[To be done]
Below are some entries. Output each one exactly as it appears.

[Data extracted from a collection]
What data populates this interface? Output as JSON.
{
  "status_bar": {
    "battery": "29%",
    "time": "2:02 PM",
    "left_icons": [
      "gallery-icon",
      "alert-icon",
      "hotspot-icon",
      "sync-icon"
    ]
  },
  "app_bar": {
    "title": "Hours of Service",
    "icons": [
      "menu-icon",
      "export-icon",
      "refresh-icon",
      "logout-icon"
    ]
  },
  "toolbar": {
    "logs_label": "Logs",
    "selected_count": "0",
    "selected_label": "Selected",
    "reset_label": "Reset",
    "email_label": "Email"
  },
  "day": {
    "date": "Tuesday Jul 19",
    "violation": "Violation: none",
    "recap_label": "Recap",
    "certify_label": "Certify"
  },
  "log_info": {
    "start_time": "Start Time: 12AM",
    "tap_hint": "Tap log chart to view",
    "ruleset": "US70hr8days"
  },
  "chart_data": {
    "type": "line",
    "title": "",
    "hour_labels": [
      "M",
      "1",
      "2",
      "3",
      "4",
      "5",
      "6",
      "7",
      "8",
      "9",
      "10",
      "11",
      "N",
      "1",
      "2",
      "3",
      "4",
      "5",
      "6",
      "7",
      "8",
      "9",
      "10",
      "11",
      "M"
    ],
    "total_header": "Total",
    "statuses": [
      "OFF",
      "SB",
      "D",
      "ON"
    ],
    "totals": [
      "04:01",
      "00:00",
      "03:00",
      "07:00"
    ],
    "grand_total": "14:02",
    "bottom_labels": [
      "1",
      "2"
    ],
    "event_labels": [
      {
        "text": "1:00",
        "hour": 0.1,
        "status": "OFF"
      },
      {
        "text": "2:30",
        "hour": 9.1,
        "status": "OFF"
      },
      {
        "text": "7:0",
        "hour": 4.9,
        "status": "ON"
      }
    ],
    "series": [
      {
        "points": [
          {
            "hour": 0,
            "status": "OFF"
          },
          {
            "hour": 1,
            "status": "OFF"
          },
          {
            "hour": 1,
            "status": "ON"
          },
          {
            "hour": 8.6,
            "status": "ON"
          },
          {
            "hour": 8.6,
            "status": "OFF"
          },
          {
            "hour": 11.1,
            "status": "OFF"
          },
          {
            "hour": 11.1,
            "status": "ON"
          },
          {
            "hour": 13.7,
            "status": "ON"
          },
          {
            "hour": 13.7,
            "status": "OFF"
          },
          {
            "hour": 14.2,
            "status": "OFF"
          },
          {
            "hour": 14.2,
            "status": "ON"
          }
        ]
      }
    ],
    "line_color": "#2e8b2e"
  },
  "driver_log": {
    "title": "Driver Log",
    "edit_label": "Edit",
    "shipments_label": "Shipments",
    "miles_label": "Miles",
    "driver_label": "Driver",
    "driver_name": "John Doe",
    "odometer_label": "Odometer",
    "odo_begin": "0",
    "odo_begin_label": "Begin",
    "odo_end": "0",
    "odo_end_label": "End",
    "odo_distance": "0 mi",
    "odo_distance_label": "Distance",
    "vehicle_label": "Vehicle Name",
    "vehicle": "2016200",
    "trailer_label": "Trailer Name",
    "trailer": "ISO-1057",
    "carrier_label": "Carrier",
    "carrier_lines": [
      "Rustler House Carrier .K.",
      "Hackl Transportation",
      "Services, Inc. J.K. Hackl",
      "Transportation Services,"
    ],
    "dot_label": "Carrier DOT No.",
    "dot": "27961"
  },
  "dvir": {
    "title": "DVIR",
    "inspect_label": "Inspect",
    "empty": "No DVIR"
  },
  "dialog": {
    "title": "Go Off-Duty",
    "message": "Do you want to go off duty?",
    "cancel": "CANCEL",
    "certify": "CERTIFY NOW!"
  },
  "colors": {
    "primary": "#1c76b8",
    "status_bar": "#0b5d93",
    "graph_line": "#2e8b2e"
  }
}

[Full solution]
What data populates this interface? Output as JSON.
{
  "status_bar": {
    "battery": "29%",
    "time": "2:02 PM",
    "left_icons": [
      "gallery-icon",
      "alert-icon",
      "hotspot-icon",
      "sync-icon"
    ]
  },
  "app_bar": {
    "title": "Hours of Service",
    "icons": [
      "menu-icon",
      "export-icon",
      "refresh-icon",
      "logout-icon"
    ]
  },
  "toolbar": {
    "logs_label": "Logs",
    "selected_count": "0",
    "selected_label": "Selected",
    "reset_label": "Reset",
    "email_label": "Email"
  },
  "day": {
    "date": "Tuesday Jul 19",
    "violation": "Violation: none",
    "recap_label": "Recap",
    "certify_label": "Certify"
  },
  "log_info": {
    "start_time": "Start Time: 12AM",
    "tap_hint": "Tap log chart to view",
    "ruleset": "US70hr8days"
  },
  "chart_data": {
    "type": "line",
    "title": "",
    "hour_labels": [
      "M",
      "1",
      "2",
      "3",
      "4",
      "5",
      "6",
      "7",
      "8",
      "9",
      "10",
      "11",
      "N",
      "1",
      "2",
      "3",
      "4",
      "5",
      "6",
      "7",
      "8",
      "9",
      "10",
      "11",
      "M"
    ],
    "total_header": "Total",
    "statuses": [
      "OFF",
      "SB",
      "D",
      "ON"
    ],
    "totals": [
      "04:01",
      "00:00",
      "03:00",
      "07:00"
    ],
    "grand_total": "14:02",
    "bottom_labels": [
      "1",
      "2"
    ],
    "event_labels": [
      {
        "text": "1:00",
        "hour": 0.1,
        "status": "OFF"
      },
      {
        "text": "2:30",
        "hour": 9.1,
        "status": "OFF"
      },
      {
        "text": "7:0",
        "hour": 4.9,
        "status": "ON"
      }
    ],
    "series": [
      {
        "points": [
          {
            "hour": 0,
            "status": "OFF"
          },
          {
            "hour": 1,
            "status": "OFF"
          },
          {
            "hour": 1,
            "status": "ON"
          },
          {
            "hour": 8.6,
            "status": "ON"
          },
          {
            "hour": 8.6,
            "status": "OFF"
          },
          {
            "hour": 11.1,
            "status": "OFF"
          },
          {
            "hour": 11.1,
            "status": "ON"
          },
          {
            "hour": 13.7,
            "status": "ON"
          },
          {
            "hour": 13.7,
            "status": "OFF"
          },
          {
            "hour": 14.2,
            "status": "OFF"
          },
          {
            "hour": 14.2,
            "status": "ON"
          }
        ]
      }
    ],
    "line_color": "#2e8b2e"
  },
  "driver_log": {
    "title": "Driver Log",
    "edit_label": "Edit",
    "shipments_label": "Shipments",
    "miles_label": "Miles",
    "driver_label": "Driver",
    "driver_name": "John Doe",
    "odometer_label": "Odometer",
    "odo_begin": "0",
    "odo_begin_label": "Begin",
    "odo_end": "0",
    "odo_end_label": "End",
    "odo_distance": "0 mi",
    "odo_distance_label": "Distance",
    "vehicle_label": "Vehicle Name",
    "vehicle": "2016200",
    "trailer_label": "Trailer Name",
    "trailer": "ISO-1057",
    "carrier_label": "Carrier",
    "carrier_lines": [
      "Rustler House Carrier .K.",
      "Hackl Transportation",
      "Services, Inc. J.K. Hackl",
      "Transportation Services,"
    ],
    "dot_label": "Carrier DOT No.",
    "dot": "27961"
  },
  "dvir": {
    "title": "DVIR",
    "inspect_label": "Inspect",
    "empty": "No DVIR"
  },
  "dialog": {
    "title": "Go Off-Duty",
    "message": "Do you want to go off duty?",
    "cancel": "CANCEL",
    "certify": "CERTIFY NOW!"
  },
  "colors": {
    "primary": "#1c76b8",
    "status_bar": "#0b5d93",
    "graph_line": "#2e8b2e"
  }
}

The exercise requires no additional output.